> GOAL:
Can you write out the whole listing exactly?

> DATA SUPPLIED:
---+---

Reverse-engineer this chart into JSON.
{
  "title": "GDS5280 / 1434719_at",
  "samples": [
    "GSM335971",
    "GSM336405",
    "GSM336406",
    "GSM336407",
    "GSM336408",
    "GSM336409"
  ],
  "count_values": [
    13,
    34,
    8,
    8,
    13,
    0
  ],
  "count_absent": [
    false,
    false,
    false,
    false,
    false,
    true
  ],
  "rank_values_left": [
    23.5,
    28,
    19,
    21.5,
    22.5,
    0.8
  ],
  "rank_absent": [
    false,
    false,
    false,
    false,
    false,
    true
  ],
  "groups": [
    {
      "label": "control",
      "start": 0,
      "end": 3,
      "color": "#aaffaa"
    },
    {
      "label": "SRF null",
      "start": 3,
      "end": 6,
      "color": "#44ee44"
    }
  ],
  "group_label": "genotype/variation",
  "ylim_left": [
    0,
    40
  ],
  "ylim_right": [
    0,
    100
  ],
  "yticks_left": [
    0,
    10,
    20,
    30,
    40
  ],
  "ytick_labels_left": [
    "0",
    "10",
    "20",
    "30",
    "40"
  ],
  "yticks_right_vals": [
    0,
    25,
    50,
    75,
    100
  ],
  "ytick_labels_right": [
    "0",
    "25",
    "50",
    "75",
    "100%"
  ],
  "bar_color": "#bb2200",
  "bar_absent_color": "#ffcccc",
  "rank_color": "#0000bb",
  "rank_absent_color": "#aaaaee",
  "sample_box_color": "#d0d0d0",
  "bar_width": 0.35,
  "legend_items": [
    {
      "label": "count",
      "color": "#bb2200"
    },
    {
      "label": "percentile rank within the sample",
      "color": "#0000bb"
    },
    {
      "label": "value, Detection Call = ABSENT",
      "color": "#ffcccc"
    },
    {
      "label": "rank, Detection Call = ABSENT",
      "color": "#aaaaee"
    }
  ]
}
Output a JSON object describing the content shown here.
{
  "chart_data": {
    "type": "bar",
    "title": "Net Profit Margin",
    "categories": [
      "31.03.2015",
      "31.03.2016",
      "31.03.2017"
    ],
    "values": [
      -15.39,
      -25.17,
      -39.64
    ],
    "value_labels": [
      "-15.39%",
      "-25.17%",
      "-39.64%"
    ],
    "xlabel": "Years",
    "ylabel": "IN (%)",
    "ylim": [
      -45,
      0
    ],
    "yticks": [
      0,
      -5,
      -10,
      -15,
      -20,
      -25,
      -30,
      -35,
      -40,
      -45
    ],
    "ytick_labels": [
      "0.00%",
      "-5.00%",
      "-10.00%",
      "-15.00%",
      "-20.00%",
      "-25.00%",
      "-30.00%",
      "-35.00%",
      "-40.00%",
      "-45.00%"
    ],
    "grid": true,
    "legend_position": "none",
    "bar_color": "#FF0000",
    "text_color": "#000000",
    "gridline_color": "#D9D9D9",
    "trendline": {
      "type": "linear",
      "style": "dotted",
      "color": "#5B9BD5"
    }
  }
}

---+---

> THE RESPONSE:
Reverse-engineer this chart into JSON.
{
  "title": "GDS5280 / 1434719_at",
  "samples": [
    "GSM335971",
    "GSM336405",
    "GSM336406",
    "GSM336407",
    "GSM336408",
    "GSM336409"
  ],
  "count_values": [
    13,
    34,
    8,
    8,
    13,
    0
  ],
  "count_absent": [
    false,
    false,
    false,
    false,
    false,
    true
  ],
  "rank_values_left": [
    23.5,
    28,
    19,
    21.5,
    22.5,
    0.8
  ],
  "rank_absent": [
    false,
    false,
    false,
    false,
    false,
    true
  ],
  "groups": [
    {
      "label": "control",
      "start": 0,
      "end": 3,
      "color": "#aaffaa"
    },
    {
      "label": "SRF null",
      "start": 3,
      "end": 6,
      "color": "#44ee44"
    }
  ],
  "group_label": "genotype/variation",
  "ylim_left": [
    0,
    40
  ],
  "ylim_right": [
    0,
    100
  ],
  "yticks_left": [
    0,
    10,
    20,
    30,
    40
  ],
  "ytick_labels_left": [
    "0",
    "10",
    "20",
    "30",
    "40"
  ],
  "yticks_right_vals": [
    0,
    25,
    50,
    75,
    100
  ],
  "ytick_labels_right": [
    "0",
    "25",
    "50",
    "75",
    "100%"
  ],
  "bar_color": "#bb2200",
  "bar_absent_color": "#ffcccc",
  "rank_color": "#0000bb",
  "rank_absent_color": "#aaaaee",
  "sample_box_color": "#d0d0d0",
  "bar_width": 0.35,
  "legend_items": [
    {
      "label": "count",
      "color": "#bb2200"
    },
    {
      "label": "percentile rank within the sample",
      "color": "#0000bb"
    },
    {
      "label": "value, Detection Call = ABSENT",
      "color": "#ffcccc"
    },
    {
      "label": "rank, Detection Call = ABSENT",
      "color": "#aaaaee"
    }
  ]
}
Output a JSON object describing the content shown here.
{
  "chart_data": {
    "type": "bar",
    "title": "Net Profit Margin",
    "categories": [
      "31.03.2015",
      "31.03.2016",
      "31.03.2017"
    ],
    "values": [
      -15.39,
      -25.17,
      -39.64
    ],
    "value_labels": [
      "-15.39%",
      "-25.17%",
      "-39.64%"
    ],
    "xlabel": "Years",
    "ylabel": "IN (%)",
    "ylim": [
      -45,
      0
    ],
    "yticks": [
      0,
      -5,
      -10,
      -15,
      -20,
      -25,
      -30,
      -35,
      -40,
      -45
    ],
    "ytick_labels": [
      "0.00%",
      "-5.00%",
      "-10.00%",
      "-15.00%",
      "-20.00%",
      "-25.00%",
      "-30.00%",
      "-35.00%",
      "-40.00%",
      "-45.00%"
    ],
    "grid": true,
    "legend_position": "none",
    "bar_color": "#FF0000",
    "text_color": "#000000",
    "gridline_color": "#D9D9D9",
    "trendline": {
      "type": "linear",
      "style": "dotted",
      "color": "#5B9BD5"
    }
  }
}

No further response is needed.